● **Exercise description**
Within the records that follow, find every line containing the string "Makers". Copy those lines.

########

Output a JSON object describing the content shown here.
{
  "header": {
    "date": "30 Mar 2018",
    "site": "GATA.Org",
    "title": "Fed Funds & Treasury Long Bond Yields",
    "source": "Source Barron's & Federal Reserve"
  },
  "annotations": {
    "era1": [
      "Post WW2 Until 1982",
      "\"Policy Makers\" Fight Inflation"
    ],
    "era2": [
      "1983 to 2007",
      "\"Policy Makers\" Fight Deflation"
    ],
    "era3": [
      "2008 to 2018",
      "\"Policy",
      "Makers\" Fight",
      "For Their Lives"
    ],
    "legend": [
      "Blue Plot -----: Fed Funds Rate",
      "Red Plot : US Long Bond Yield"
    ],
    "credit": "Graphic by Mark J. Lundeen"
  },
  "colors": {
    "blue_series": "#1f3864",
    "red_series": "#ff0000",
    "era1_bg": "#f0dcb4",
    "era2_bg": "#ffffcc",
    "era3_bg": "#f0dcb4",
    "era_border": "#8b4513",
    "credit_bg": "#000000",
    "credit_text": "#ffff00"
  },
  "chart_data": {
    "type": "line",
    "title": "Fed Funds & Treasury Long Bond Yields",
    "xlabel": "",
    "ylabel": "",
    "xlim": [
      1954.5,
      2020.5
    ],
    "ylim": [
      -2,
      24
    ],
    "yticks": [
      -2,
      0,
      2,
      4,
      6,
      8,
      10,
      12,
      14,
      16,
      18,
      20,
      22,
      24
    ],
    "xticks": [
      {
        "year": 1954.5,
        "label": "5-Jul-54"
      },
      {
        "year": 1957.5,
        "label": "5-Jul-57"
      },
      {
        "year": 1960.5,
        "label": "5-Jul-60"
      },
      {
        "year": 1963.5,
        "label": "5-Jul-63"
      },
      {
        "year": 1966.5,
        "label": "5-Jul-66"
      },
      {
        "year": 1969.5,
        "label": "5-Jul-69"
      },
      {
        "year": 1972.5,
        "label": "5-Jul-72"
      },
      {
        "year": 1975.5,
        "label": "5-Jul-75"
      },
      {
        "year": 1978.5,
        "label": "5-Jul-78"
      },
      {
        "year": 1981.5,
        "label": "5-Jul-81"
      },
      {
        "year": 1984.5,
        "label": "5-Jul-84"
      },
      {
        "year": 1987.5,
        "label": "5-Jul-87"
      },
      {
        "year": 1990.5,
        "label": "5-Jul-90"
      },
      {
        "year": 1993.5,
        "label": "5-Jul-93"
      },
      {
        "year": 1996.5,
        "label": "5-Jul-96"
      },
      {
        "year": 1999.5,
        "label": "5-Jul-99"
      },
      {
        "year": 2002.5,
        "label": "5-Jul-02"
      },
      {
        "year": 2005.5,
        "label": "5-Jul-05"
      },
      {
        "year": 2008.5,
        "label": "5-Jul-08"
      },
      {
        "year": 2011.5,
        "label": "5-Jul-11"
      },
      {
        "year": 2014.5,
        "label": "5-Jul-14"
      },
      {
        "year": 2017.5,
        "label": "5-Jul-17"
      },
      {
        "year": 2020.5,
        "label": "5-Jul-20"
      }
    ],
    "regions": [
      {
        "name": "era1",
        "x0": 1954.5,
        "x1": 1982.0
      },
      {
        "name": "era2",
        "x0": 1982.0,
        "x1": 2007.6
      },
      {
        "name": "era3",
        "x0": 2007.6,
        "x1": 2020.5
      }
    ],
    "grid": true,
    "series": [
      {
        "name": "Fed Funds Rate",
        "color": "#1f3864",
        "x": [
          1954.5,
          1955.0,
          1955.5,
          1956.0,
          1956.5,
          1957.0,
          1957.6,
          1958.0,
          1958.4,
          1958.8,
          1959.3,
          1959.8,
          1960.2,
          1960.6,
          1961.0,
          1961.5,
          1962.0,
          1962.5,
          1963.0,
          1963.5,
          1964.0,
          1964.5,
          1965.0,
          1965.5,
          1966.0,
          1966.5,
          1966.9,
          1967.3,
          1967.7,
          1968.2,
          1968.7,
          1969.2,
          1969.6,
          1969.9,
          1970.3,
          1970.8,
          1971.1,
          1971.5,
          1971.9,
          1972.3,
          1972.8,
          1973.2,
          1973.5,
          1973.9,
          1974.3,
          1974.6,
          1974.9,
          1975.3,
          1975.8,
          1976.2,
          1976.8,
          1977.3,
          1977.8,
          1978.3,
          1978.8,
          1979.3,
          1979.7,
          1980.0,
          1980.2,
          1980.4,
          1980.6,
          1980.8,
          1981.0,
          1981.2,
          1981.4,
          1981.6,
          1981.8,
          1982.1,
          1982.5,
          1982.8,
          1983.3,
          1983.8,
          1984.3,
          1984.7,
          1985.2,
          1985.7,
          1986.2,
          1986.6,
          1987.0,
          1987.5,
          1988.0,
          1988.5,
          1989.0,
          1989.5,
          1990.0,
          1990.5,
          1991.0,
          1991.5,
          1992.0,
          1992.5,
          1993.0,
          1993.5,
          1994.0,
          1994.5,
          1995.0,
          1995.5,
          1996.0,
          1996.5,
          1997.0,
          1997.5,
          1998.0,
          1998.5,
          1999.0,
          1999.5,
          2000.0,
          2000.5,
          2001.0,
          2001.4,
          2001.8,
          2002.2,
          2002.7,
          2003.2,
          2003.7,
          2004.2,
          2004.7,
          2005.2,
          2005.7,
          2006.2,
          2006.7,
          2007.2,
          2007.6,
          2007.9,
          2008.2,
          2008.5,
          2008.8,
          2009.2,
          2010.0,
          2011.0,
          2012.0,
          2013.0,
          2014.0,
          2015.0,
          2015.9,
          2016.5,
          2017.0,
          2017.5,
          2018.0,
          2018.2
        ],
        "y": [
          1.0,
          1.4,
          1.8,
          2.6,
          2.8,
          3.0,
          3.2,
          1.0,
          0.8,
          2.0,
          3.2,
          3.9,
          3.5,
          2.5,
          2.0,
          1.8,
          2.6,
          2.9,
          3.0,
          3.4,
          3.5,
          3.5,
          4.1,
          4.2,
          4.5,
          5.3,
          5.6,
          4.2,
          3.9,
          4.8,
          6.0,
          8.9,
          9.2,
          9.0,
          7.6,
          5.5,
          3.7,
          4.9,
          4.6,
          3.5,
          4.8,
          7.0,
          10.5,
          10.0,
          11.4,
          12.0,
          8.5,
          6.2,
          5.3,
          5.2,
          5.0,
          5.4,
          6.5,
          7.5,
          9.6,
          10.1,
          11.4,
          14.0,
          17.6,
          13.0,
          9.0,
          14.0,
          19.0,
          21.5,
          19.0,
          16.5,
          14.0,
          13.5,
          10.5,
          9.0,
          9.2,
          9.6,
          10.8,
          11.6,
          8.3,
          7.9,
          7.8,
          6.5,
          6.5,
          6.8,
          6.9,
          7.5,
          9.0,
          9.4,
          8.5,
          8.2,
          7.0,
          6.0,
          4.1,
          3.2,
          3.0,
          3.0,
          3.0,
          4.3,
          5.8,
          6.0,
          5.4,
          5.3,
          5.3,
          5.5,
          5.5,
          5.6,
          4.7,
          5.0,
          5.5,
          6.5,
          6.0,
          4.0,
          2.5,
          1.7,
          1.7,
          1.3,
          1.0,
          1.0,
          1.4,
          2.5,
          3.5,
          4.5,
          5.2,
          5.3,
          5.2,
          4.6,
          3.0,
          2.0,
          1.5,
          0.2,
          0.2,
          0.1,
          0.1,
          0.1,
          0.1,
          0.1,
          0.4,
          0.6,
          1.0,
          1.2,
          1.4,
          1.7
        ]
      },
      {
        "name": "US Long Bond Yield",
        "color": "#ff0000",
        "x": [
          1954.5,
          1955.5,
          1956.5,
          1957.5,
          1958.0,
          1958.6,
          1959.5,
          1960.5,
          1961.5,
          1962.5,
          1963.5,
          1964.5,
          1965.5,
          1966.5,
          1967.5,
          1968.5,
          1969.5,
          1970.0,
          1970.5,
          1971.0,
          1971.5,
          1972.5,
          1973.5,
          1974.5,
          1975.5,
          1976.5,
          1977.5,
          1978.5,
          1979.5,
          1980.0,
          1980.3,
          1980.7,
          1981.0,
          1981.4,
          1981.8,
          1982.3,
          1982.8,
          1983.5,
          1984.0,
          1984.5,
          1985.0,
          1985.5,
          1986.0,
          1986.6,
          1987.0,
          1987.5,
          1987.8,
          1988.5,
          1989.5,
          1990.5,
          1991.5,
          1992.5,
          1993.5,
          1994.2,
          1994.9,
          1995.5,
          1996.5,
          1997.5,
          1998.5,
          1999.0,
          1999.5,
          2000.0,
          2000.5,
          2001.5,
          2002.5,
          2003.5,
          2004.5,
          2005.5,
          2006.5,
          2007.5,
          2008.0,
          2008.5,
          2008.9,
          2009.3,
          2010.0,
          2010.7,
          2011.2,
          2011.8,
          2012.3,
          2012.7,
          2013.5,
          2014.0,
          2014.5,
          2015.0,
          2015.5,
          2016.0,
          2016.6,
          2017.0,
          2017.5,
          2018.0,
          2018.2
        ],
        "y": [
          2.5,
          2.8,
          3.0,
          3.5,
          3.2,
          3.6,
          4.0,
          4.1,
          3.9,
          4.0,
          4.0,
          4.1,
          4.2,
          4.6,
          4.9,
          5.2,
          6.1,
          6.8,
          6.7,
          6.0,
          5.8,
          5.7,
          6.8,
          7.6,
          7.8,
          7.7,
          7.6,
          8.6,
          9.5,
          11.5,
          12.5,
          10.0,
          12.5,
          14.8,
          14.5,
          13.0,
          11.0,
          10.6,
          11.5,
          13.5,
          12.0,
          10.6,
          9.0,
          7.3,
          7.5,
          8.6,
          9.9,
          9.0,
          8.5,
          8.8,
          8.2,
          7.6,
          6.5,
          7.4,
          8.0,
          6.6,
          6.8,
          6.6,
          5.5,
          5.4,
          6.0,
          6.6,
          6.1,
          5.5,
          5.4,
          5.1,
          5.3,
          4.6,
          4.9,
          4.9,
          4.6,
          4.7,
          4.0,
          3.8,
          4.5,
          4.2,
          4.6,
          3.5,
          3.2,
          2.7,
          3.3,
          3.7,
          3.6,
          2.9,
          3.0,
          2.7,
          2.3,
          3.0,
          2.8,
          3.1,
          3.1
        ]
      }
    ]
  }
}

########

● **Solution to the exercise**
      "\"Policy Makers\" Fight Inflation"
      "\"Policy Makers\" Fight Deflation"
      "Makers\" Fight",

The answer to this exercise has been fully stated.